*Objective:*
Below are records. Copy every line with "Makers" in it.

(Stored dataset items)
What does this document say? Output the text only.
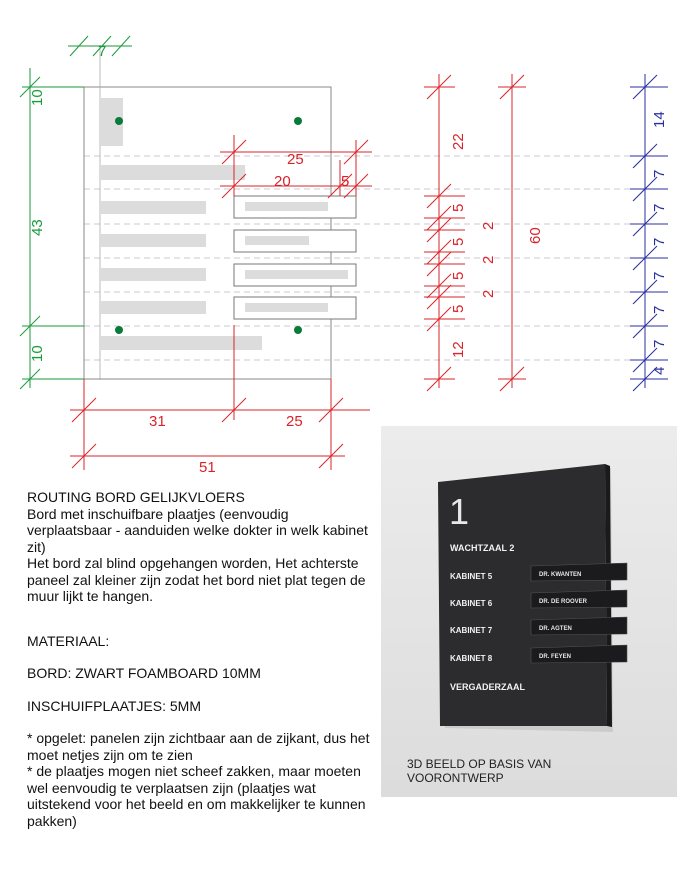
7
10
43
10
25
20	5
31	25
51
22
5
5
5
5
2
2
2
12
60
14
7
7
7
7
7
7
4
1
WACHTZAAL 2
KABINET 5
KABINET 6
KABINET 7
KABINET 8
VERGADERZAAL
DR. KWANTEN
DR. DE ROOVER
DR. AGTEN
DR. FEYEN
3D BEELD OP BASIS VAN
VOORONTWERP

ROUTING BORD GELIJKVLOERS

Bord met inschuifbare plaatjes (eenvoudig verplaatsbaar - aanduiden welke dokter in welk kabinet zit)

Het bord zal blind opgehangen worden, Het achterste paneel zal kleiner zijn zodat het bord niet plat tegen de muur lijkt te hangen.

MATERIAAL:

BORD: ZWART FOAMBOARD 10MM

INSCHUIFPLAATJES: 5MM

* opgelet: panelen zijn zichtbaar aan de zijkant, dus het moet netjes zijn om te zien

* de plaatjes mogen niet scheef zakken, maar moeten wel eenvoudig te verplaatsen zijn (plaatjes wat uitstekend voor het beeld en om makkelijker te kunnen pakken)
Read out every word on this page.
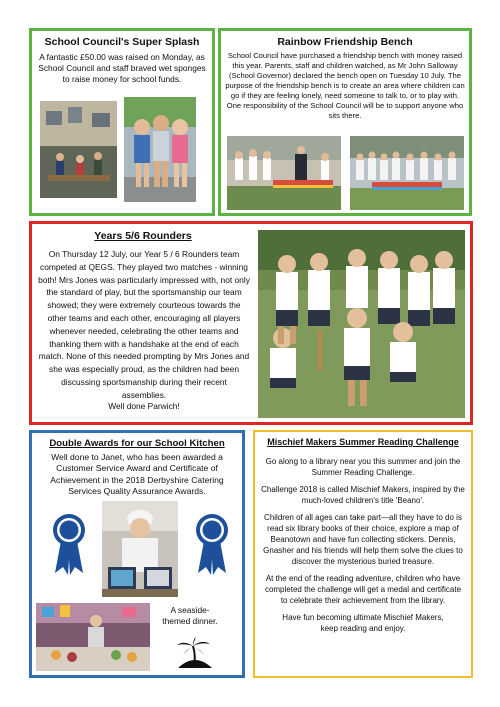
School Council's Super Splash
A fantastic £50.00 was raised on Monday, as School Council and staff braved wet sponges to raise money for school funds.
Rainbow Friendship Bench
School Council have purchased a friendship bench with money raised this year. Parents, staff and children watched, as Mr John Salloway (School Governor) declared the bench open on Tuesday 10 July. The purpose of the friendship bench is to create an area where children can go if they are feeling lonely, need someone to talk to, or to play with. One responsibility of the School Council will be to support anyone who sits there.
Years 5/6 Rounders
On Thursday 12 July, our Year 5 / 6 Rounders team competed at QEGS. They played two matches - winning both! Mrs Jones was particularly impressed with, not only the standard of play, but the sportsmanship our team showed; they were extremely courteous towards the other teams and each other, encouraging all players whenever needed, celebrating the other teams and thanking them with a handshake at the end of each match. None of this needed prompting by Mrs Jones and she was especially proud, as the children had been discussing sportsmanship during their recent assemblies.
Well done Parwich!
Double Awards for our School Kitchen
Well done to Janet, who has been awarded a Customer Service Award and Certificate of Achievement in the 2018 Derbyshire Catering Services Quality Assurance Awards.
A seaside-themed dinner.
Mischief Makers Summer Reading Challenge
Go along to a library near you this summer and join the Summer Reading Challenge.
Challenge 2018 is called Mischief Makers, inspired by the much-loved children's title 'Beano'.
Children of all ages can take part—all they have to do is read six library books of their choice, explore a map of Beanotown and have fun collecting stickers. Dennis, Gnasher and his friends will help them solve the clues to discover the mysterious buried treasure.
At the end of the reading adventure, children who have completed the challenge will get a medal and certificate to celebrate their achievement from the library.
Have fun becoming ultimate Mischief Makers, keep reading and enjoy.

*Task solution:*
Mischief Makers Summer Reading Challenge
Challenge 2018 is called Mischief Makers, inspired by the much-loved children's title 'Beano'.
Have fun becoming ultimate Mischief Makers, keep reading and enjoy.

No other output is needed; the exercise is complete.